## EXTRAIT CITÉ:
-=-=-

Amaran
Pristine in Bondage
Listenable Records
metal/thrash avec voix féminine
2003
Avec « Pristine in Bondage » Amaran a toutes les cartes en main pour séduire les amateurs de métal avec voix féminine : diablement bien fait, évitant avec malice les clichés pompeux ressassés des centaines de fois, les hollandais s’imposent haut la main en tant que valeur montante d’un courant fortement trusté par des groupes de référence mais ô combien passionnels. Résolument métal, Amaran passe la puissance sans bluffer et assène ses riffs mordants sans ralentir, rappelant par moment l’énergie d’un Godgory («Revolution Without Arms ») mais toujours marqué par l’école death/thrash mélodique suédoise dont les traits de guitare se font sentir en arrière plan. En toute évidence, la voix de Kari est l’atout maître d’Amaran, ce vecteur d’émotion à la fois subtil et puissant, mélange de Christina de Lacuna Coil et d’Anneke d’un The Gathering des débuts, Kari n’hésitant pas à titiller la veine d’Evanescence sur « Katharsis ».
Point d’orchestration grandiloquente ni de ballade sirupeuse, Amaran abat ses cartes tout au long des onze titres de «Pristine in Bondage» et se dévoile sans fard, le choc entre la rudesse de l’acier chauffé à blanc et la puissance d’une voix superbe, se distinguant largement de la cohorte de suiveurs tendant à ramollir le rythme. Reste qu’il manque encore une petite étincelle permettant rendre la musique d’Amaran moins linéaire sur le long terme et d’autant plus intéressante. Mais l’avenir s’annonce des plus radieux et pour le moment présent, Amaran rafle la mise en ce début d’année.

-=-=-

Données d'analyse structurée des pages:
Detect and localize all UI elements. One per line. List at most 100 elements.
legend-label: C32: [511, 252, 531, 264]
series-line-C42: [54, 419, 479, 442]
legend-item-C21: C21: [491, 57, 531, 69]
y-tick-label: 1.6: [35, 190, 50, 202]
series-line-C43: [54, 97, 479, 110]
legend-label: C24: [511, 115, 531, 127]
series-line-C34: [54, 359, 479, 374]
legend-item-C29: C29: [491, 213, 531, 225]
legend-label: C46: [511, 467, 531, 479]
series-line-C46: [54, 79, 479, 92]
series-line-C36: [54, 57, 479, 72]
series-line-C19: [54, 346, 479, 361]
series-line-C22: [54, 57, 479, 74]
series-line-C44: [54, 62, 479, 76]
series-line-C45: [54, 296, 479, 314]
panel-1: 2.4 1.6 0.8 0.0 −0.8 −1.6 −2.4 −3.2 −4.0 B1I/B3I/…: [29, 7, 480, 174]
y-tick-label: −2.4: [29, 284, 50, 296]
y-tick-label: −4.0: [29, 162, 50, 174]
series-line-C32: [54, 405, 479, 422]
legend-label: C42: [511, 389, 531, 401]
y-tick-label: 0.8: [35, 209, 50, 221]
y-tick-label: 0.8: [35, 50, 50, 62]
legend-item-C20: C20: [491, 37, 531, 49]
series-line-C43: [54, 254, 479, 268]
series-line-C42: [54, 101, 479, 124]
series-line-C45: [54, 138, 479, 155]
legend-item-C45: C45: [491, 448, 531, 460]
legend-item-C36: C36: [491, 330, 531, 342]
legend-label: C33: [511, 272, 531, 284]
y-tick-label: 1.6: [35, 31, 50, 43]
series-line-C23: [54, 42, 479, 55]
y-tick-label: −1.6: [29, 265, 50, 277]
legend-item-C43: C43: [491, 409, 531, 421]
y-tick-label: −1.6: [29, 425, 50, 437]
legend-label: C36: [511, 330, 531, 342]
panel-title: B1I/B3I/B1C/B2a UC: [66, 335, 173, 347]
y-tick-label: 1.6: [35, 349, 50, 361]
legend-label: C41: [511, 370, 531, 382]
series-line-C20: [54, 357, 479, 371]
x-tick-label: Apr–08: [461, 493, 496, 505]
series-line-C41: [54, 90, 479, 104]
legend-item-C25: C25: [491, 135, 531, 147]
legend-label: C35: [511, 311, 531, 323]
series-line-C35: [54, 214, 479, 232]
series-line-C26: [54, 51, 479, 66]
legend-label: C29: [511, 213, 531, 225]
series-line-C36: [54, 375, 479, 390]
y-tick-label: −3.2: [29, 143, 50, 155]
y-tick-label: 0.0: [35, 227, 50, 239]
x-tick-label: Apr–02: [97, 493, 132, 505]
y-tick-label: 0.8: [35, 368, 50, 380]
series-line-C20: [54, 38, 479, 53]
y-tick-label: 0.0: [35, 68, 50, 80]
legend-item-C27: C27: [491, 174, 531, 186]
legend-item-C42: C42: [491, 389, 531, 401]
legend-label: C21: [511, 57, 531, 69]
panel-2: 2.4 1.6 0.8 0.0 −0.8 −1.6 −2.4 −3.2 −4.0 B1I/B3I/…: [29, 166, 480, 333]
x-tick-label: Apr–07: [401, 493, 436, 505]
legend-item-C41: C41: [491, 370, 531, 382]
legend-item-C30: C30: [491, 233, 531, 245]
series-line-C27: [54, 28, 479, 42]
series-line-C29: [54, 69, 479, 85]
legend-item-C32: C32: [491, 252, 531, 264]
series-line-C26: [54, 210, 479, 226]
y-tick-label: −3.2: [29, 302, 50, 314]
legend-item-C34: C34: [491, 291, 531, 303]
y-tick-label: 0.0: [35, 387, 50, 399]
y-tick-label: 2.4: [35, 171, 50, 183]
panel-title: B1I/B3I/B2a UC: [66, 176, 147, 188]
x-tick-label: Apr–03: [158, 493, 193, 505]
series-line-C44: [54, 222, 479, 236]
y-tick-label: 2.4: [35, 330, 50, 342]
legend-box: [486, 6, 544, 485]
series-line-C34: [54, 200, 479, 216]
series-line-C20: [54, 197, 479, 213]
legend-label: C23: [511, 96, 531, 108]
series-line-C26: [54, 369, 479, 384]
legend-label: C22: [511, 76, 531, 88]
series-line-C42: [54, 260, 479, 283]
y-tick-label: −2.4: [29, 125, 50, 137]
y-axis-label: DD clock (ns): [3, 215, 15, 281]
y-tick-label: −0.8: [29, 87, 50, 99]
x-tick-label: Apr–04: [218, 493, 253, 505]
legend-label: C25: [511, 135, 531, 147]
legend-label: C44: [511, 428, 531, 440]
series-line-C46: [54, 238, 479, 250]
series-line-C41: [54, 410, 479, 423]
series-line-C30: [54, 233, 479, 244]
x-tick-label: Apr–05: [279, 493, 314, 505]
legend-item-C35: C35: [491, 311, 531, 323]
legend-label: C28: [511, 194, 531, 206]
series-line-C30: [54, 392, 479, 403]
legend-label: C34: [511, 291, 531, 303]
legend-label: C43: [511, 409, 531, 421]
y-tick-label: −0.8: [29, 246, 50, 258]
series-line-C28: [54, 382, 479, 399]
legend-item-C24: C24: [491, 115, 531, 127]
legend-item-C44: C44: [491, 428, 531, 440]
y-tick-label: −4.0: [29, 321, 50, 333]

-=-=-

## SÉRIE D'EXERCICES:
1. Reproduisez l'extrait sans rien changer, en partant des mots « Point d’orchestration grandiloquente » et en vous arrêtant après « ce début d’année. ».
2. Répondez à ces questions à partir de l'extrait.
(a) Combien de titres compte « Pristine in Bondage » ?
(b) Sur quel titre Kari titille-t-elle la veine d'Evanescence ?
(c) À quelle chanteuse de Lacuna Coil la voix de Kari est-elle comparée ?
Les lignes ci-dessus ne sont pas nécessaires ici.

## RÉPONSES PAR EXERCICE:
1.
Point d’orchestration grandiloquente ni de ballade sirupeuse, Amaran abat ses cartes tout au long des onze titres de «Pristine in Bondage» et se dévoile sans fard, le choc entre la rudesse de l’acier chauffé à blanc et la puissance d’une voix superbe, se distinguant largement de la cohorte de suiveurs tendant à ramollir le rythme. Reste qu’il manque encore une petite étincelle permettant rendre la musique d’Amaran moins linéaire sur le long terme et d’autant plus intéressante. Mais l’avenir s’annonce des plus radieux et pour le moment présent, Amaran rafle la mise en ce début d’année.

2.
(a) Onze titres.
(b) « Katharsis ».
(c) Christina.